Repeat the data word for word. Do not include the pictures.

╭─ Available records

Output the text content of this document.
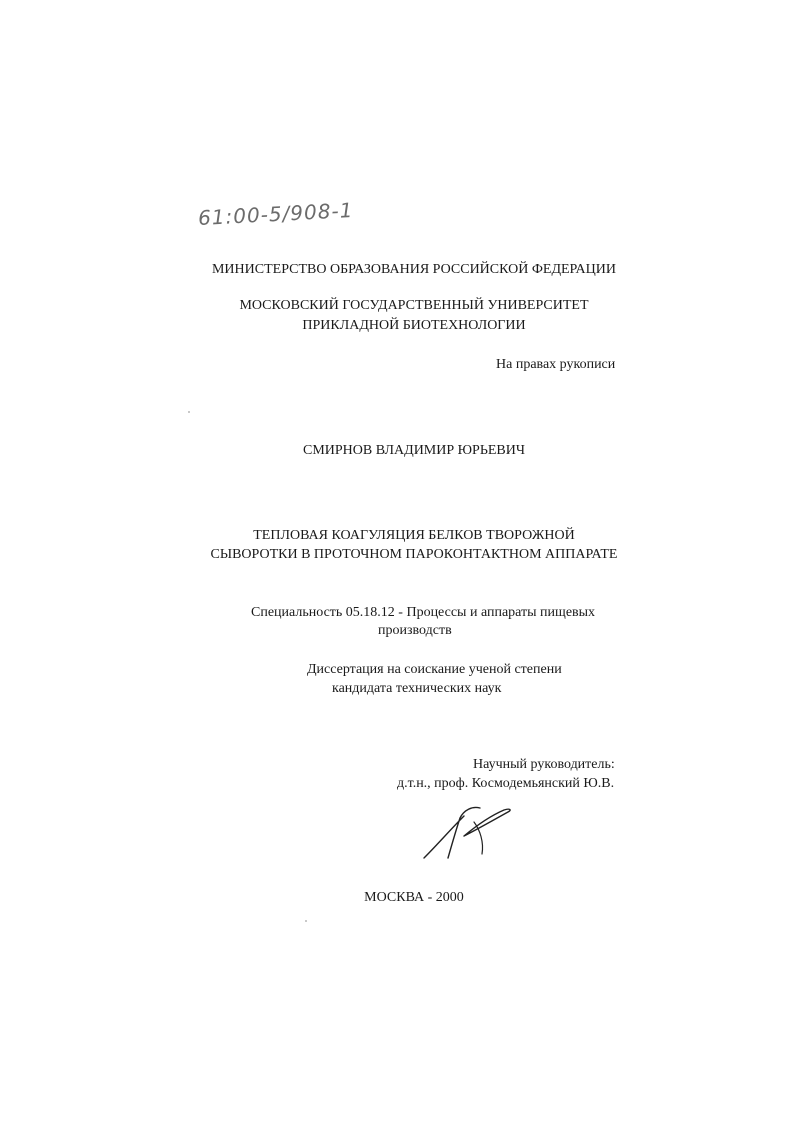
61:00-5/908-1
МИНИСТЕРСТВО ОБРАЗОВАНИЯ РОССИЙСКОЙ ФЕДЕРАЦИИ
МОСКОВСКИЙ ГОСУДАРСТВЕННЫЙ УНИВЕРСИТЕТ
ПРИКЛАДНОЙ БИОТЕХНОЛОГИИ
На правах рукописи
СМИРНОВ ВЛАДИМИР ЮРЬЕВИЧ
ТЕПЛОВАЯ КОАГУЛЯЦИЯ БЕЛКОВ ТВОРОЖНОЙ
СЫВОРОТКИ В ПРОТОЧНОМ ПАРОКОНТАКТНОМ АППАРАТЕ
Специальность 05.18.12 - Процессы и аппараты пищевых
производств
Диссертация на соискание ученой степени
кандидата технических наук
Научный руководитель:
д.т.н., проф. Космодемьянский Ю.В.
МОСКВА - 2000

╰─

Exercise output
Output the text content of this document.
61:00-5/908-1
МИНИСТЕРСТВО ОБРАЗОВАНИЯ РОССИЙСКОЙ ФЕДЕРАЦИИ
МОСКОВСКИЙ ГОСУДАРСТВЕННЫЙ УНИВЕРСИТЕТ
ПРИКЛАДНОЙ БИОТЕХНОЛОГИИ
На правах рукописи
СМИРНОВ ВЛАДИМИР ЮРЬЕВИЧ
ТЕПЛОВАЯ КОАГУЛЯЦИЯ БЕЛКОВ ТВОРОЖНОЙ
СЫВОРОТКИ В ПРОТОЧНОМ ПАРОКОНТАКТНОМ АППАРАТЕ
Специальность 05.18.12 - Процессы и аппараты пищевых
производств
Диссертация на соискание ученой степени
кандидата технических наук
Научный руководитель:
д.т.н., проф. Космодемьянский Ю.В.
МОСКВА - 2000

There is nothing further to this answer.